GIVEN TASK
A line counts if it contains the word "this" at least once. State how many such lines the records contain, giving the number alone.

EXTRACTED INFORMATION
━━━━━━━━━━━━━━━━

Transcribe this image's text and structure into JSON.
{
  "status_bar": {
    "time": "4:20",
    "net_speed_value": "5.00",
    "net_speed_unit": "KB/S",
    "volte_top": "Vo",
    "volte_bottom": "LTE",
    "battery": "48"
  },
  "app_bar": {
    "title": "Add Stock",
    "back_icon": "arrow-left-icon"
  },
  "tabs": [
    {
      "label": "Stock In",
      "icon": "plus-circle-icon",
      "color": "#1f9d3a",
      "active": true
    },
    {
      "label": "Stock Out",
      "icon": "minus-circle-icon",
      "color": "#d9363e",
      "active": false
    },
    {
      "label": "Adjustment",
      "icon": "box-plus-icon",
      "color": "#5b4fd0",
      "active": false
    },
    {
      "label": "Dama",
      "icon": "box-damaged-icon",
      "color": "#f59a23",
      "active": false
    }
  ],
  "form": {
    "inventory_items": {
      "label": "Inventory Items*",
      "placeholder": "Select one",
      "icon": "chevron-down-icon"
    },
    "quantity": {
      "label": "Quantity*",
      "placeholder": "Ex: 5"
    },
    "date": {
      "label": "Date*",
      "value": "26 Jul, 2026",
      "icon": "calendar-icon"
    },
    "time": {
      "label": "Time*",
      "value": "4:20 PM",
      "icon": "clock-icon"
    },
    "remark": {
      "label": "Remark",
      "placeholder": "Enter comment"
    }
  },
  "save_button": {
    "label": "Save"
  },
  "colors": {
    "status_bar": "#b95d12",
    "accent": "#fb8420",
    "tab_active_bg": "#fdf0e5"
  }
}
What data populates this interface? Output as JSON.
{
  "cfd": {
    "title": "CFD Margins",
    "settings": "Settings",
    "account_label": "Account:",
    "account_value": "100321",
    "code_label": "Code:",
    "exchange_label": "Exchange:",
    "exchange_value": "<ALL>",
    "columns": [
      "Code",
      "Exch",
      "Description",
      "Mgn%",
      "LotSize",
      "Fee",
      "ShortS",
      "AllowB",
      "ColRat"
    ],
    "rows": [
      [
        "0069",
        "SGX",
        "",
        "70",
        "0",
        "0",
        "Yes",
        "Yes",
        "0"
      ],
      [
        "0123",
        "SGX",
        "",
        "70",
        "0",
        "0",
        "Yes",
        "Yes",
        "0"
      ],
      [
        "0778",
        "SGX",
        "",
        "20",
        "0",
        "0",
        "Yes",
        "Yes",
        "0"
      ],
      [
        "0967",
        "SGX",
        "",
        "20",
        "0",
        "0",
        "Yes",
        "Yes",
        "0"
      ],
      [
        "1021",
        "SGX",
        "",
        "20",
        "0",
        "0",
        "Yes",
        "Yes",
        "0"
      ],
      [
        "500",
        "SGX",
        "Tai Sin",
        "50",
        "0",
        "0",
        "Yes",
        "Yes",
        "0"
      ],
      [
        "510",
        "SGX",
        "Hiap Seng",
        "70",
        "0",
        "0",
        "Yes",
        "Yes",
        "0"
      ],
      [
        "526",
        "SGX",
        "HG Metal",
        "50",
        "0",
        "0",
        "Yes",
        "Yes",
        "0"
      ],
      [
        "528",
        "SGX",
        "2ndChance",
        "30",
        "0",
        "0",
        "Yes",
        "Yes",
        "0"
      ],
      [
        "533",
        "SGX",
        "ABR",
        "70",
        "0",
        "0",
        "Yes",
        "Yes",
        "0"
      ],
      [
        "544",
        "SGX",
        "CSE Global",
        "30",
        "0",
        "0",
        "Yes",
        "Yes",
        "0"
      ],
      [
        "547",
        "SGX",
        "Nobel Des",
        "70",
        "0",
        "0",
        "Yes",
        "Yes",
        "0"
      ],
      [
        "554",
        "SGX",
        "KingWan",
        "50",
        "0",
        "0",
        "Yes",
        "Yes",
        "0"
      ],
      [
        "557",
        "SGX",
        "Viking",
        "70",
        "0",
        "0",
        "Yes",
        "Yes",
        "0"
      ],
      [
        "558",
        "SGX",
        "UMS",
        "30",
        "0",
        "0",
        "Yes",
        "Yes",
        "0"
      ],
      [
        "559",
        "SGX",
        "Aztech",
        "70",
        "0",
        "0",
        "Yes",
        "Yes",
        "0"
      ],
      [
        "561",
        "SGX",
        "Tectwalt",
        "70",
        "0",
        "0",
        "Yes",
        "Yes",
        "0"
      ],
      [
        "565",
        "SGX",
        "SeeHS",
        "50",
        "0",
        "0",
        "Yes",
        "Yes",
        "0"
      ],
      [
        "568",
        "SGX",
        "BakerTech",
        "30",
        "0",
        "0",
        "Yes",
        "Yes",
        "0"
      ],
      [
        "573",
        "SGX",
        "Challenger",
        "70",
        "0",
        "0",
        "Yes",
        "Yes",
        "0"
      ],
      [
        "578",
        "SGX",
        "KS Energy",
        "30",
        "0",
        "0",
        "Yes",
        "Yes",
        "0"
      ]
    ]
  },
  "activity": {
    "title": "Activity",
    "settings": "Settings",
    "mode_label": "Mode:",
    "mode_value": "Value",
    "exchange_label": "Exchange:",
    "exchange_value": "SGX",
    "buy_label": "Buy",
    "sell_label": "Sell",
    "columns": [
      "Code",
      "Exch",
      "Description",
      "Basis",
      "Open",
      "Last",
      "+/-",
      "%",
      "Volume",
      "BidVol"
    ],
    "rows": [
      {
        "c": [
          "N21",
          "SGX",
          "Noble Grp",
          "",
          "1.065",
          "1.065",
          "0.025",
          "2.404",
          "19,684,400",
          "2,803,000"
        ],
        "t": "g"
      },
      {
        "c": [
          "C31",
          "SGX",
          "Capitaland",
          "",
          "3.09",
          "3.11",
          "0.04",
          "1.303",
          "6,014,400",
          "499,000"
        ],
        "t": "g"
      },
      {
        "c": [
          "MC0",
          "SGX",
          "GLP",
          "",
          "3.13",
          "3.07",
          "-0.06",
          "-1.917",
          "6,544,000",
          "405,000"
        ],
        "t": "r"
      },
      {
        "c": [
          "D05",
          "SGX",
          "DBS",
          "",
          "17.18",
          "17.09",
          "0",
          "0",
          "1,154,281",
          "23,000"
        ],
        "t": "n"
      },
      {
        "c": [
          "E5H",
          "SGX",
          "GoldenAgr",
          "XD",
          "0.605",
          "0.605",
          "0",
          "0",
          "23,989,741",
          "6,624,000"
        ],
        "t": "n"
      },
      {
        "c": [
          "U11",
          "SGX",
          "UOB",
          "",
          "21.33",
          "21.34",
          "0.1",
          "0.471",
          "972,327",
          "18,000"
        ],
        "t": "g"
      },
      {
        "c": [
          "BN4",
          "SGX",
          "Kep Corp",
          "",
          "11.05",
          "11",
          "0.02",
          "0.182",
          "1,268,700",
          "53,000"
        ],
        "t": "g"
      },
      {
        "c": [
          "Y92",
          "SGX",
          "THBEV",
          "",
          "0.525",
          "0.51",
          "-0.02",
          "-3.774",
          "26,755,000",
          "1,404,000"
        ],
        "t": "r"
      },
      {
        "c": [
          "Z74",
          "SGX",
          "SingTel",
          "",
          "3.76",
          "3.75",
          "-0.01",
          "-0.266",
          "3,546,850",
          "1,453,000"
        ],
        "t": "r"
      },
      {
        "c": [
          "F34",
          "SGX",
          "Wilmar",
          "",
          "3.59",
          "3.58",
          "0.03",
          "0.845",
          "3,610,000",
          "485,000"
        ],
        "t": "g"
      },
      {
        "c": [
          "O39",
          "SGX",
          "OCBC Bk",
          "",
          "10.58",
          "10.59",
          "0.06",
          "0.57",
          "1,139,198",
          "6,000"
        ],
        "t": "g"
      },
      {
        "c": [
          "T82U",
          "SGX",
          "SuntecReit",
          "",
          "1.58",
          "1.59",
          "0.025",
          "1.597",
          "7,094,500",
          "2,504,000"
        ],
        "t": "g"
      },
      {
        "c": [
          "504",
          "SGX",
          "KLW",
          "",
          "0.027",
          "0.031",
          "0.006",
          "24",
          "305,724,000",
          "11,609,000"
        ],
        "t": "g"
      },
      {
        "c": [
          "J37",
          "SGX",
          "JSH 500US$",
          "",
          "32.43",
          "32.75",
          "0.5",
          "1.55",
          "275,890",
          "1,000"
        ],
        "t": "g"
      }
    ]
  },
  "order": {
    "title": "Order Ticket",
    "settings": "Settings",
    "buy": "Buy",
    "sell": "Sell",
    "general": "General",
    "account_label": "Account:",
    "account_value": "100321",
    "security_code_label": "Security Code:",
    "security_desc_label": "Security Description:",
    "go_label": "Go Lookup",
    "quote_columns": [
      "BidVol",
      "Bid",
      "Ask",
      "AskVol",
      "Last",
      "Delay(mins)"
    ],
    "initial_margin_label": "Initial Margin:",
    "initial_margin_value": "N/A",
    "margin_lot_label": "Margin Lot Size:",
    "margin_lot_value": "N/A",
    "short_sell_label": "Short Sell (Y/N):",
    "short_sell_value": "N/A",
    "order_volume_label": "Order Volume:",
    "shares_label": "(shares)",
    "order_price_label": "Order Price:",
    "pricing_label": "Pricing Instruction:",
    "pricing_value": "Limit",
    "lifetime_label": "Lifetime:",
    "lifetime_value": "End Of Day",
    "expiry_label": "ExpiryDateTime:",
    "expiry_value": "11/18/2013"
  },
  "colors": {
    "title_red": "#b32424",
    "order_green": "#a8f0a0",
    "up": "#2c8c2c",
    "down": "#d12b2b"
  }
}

━━━━━━━━━━━━━━━━

SOLUTION
2